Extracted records
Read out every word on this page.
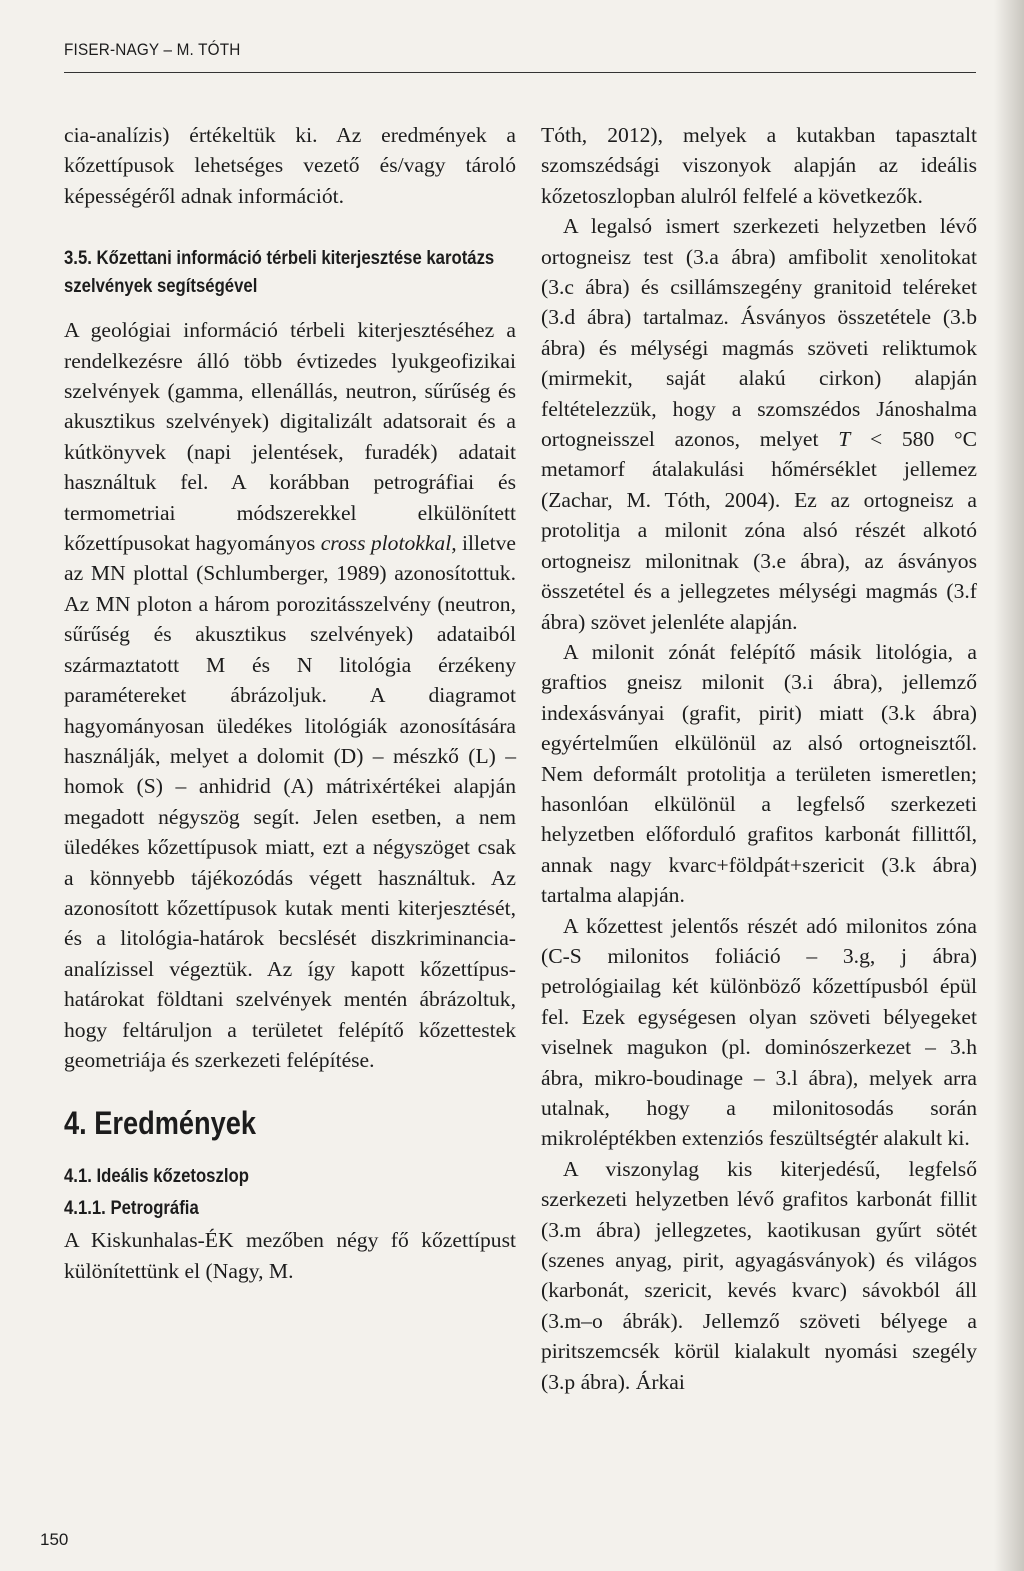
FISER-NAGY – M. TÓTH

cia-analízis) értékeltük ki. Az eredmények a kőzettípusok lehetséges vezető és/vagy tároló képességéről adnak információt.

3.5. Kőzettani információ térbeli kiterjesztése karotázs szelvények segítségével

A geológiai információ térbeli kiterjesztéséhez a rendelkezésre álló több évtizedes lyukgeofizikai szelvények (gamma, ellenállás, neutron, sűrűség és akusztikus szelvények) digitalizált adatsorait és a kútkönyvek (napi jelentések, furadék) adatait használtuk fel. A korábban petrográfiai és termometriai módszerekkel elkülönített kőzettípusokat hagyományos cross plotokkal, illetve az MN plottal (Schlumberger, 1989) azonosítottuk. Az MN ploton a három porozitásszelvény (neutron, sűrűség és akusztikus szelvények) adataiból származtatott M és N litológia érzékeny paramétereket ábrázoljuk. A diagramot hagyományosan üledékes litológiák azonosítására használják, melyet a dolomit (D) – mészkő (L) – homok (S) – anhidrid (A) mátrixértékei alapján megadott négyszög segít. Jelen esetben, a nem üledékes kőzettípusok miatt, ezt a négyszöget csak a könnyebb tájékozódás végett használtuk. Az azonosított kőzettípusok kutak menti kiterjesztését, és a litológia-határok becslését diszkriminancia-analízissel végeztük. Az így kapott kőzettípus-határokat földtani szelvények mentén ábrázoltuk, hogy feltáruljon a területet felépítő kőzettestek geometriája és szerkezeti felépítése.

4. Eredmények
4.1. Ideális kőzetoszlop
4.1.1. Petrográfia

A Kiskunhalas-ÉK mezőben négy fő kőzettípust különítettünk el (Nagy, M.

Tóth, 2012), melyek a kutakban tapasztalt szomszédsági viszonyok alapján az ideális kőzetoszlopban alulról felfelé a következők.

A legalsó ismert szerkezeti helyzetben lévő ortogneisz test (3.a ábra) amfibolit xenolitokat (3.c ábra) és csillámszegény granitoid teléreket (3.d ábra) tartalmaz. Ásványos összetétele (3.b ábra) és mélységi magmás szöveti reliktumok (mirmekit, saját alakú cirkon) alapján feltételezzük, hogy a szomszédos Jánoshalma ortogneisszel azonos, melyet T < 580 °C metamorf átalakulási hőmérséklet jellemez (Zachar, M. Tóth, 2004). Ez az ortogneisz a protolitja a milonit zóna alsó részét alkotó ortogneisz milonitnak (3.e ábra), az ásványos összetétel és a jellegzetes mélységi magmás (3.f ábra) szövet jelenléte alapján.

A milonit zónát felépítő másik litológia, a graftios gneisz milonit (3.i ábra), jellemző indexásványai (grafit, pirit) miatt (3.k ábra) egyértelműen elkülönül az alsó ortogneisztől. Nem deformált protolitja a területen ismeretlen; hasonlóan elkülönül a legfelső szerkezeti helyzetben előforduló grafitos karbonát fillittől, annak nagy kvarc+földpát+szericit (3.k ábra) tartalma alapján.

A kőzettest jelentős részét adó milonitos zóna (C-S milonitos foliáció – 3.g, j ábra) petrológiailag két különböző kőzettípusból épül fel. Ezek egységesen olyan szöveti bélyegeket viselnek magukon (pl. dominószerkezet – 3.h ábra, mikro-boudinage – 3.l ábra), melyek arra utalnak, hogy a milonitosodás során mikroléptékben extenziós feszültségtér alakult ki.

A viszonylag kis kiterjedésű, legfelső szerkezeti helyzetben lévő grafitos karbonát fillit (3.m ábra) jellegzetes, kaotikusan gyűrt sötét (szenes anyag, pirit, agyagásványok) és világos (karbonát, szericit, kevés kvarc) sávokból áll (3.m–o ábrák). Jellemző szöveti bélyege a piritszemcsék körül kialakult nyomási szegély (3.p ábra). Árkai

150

==

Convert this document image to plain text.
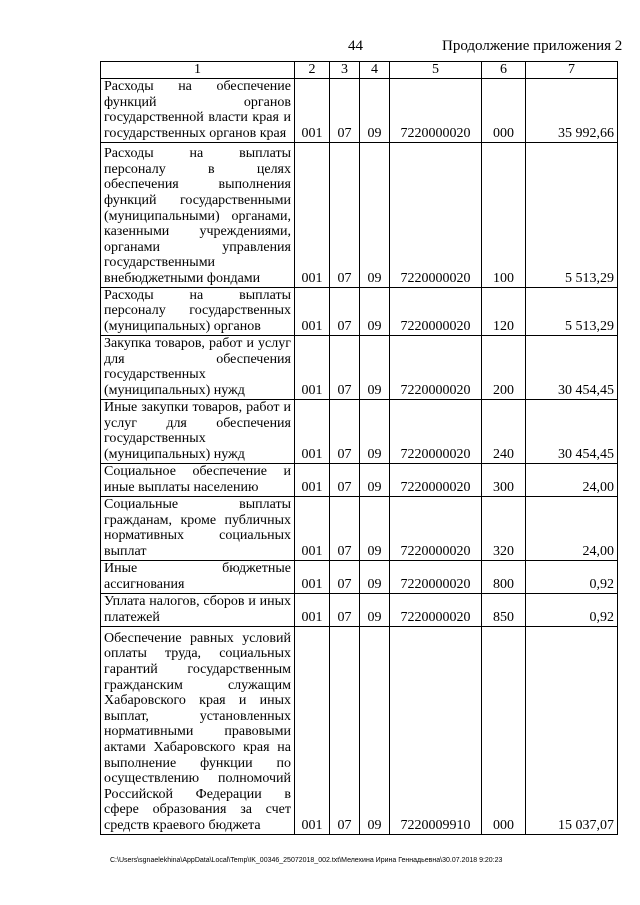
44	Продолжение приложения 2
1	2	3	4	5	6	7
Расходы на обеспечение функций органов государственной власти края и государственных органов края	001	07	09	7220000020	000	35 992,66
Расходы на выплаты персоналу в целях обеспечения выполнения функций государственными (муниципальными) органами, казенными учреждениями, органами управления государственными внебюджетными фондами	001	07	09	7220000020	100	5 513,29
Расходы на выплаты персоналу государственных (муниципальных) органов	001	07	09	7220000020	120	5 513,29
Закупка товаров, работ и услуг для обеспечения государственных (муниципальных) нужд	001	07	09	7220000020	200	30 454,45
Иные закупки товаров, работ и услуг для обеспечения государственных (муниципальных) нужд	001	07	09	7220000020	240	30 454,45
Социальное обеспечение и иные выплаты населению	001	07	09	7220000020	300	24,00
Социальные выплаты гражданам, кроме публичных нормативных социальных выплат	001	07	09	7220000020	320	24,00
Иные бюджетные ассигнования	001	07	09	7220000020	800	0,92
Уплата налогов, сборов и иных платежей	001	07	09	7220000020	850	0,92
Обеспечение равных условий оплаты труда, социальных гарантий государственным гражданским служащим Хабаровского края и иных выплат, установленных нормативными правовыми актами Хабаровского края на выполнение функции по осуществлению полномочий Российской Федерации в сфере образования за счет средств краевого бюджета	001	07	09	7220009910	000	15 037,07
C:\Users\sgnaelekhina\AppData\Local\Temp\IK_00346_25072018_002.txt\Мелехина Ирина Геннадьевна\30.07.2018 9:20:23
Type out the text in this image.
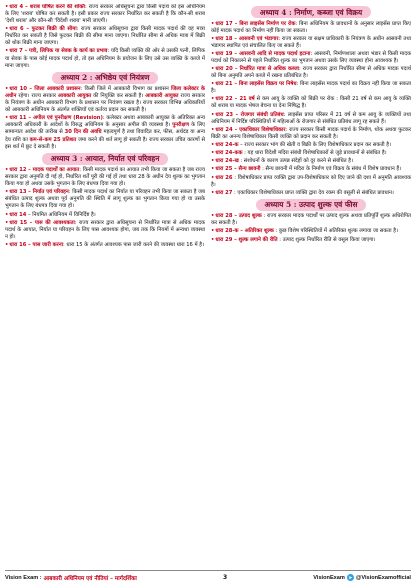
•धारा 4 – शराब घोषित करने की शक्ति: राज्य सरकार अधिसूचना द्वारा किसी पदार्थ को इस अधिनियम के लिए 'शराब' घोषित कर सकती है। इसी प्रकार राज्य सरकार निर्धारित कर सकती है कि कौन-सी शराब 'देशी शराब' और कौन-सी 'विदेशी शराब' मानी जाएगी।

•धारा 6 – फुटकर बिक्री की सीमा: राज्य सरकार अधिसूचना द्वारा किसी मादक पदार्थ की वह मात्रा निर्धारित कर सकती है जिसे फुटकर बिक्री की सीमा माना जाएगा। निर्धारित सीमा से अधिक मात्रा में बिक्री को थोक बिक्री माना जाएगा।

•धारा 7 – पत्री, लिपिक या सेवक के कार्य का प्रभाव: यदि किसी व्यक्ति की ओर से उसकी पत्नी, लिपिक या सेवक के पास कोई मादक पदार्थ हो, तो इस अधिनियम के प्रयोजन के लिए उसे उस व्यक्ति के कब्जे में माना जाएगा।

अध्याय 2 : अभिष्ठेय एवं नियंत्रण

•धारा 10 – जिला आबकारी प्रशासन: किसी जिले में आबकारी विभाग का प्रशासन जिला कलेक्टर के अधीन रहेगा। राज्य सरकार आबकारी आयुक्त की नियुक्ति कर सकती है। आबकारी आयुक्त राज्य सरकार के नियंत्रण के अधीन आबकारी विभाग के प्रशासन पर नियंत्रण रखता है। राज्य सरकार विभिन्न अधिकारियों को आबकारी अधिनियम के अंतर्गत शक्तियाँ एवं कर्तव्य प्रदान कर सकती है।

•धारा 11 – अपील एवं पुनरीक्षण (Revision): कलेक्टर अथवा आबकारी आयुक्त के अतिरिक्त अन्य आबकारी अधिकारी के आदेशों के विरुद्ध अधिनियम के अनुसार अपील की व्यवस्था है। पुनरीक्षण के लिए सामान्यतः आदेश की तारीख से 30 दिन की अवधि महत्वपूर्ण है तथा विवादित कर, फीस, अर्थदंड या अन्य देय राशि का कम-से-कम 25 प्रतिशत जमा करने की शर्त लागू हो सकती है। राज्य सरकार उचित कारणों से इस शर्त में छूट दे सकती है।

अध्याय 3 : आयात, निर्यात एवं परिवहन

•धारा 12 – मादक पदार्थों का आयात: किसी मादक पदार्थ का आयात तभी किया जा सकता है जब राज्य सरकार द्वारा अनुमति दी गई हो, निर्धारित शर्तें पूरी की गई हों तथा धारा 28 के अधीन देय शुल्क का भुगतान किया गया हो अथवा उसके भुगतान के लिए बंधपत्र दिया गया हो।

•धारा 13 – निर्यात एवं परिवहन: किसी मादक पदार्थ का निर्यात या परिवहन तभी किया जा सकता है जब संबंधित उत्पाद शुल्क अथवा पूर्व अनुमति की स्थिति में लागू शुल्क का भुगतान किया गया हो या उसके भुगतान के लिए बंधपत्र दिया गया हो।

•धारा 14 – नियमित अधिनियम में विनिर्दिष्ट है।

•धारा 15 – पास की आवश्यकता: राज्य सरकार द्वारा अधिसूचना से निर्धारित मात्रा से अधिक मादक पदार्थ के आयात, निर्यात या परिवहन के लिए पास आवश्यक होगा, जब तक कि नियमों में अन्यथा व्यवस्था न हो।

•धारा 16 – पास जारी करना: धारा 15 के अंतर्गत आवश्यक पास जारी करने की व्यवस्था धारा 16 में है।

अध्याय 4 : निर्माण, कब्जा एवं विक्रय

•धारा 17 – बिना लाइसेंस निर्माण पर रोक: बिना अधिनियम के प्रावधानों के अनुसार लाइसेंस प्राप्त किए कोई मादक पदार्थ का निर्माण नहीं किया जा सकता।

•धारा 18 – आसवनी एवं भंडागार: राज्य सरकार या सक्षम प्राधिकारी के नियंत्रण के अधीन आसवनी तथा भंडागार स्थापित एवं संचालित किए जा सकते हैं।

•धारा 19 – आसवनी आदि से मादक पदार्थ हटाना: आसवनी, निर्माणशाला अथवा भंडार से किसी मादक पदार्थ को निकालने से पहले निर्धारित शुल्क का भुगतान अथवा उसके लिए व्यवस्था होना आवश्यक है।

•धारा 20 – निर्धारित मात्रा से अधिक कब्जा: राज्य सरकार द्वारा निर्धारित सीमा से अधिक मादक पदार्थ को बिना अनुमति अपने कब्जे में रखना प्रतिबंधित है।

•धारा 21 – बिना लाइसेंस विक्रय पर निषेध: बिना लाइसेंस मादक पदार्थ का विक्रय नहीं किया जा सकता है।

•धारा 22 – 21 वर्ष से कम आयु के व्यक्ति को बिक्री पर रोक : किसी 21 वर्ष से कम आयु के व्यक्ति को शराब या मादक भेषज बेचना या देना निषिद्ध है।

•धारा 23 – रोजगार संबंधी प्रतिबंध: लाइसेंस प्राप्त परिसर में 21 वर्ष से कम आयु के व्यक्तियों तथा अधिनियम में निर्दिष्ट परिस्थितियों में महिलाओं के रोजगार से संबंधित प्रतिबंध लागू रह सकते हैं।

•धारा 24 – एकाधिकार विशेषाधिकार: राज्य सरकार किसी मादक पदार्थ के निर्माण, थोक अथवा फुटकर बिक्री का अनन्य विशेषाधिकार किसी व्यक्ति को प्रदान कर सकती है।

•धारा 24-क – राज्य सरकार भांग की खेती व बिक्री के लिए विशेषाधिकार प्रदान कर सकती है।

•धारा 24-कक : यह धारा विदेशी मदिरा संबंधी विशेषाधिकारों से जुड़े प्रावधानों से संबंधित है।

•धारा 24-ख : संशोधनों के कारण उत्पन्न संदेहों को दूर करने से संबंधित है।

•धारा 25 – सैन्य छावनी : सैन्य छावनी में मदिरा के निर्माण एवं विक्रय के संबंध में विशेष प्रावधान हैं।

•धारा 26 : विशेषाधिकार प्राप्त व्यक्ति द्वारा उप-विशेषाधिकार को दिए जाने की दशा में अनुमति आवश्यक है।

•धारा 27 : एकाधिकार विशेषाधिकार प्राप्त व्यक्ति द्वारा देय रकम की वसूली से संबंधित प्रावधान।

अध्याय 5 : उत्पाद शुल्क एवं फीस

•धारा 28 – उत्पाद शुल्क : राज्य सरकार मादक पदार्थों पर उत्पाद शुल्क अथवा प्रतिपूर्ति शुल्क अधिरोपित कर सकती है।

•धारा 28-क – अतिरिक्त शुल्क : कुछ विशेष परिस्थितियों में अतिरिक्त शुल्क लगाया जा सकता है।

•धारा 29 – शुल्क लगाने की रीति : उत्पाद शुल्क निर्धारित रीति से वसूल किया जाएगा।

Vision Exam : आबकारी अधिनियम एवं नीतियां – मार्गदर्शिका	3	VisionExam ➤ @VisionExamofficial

Instructions for the task:
Lines that hold the word "обеспечения" are the ones to return, every one of them.

Task result:
Расходы на выплаты персоналу в целях обеспечения выполнения функций государственными (муниципальными) органами, казенными учреждениями, органами управления государственными внебюджетными фондами	001	07	09	7220000020	100	5 513,29
Закупка товаров, работ и услуг для обеспечения государственных (муниципальных) нужд	001	07	09	7220000020	200	30 454,45
Иные закупки товаров, работ и услуг для обеспечения государственных (муниципальных) нужд	001	07	09	7220000020	240	30 454,45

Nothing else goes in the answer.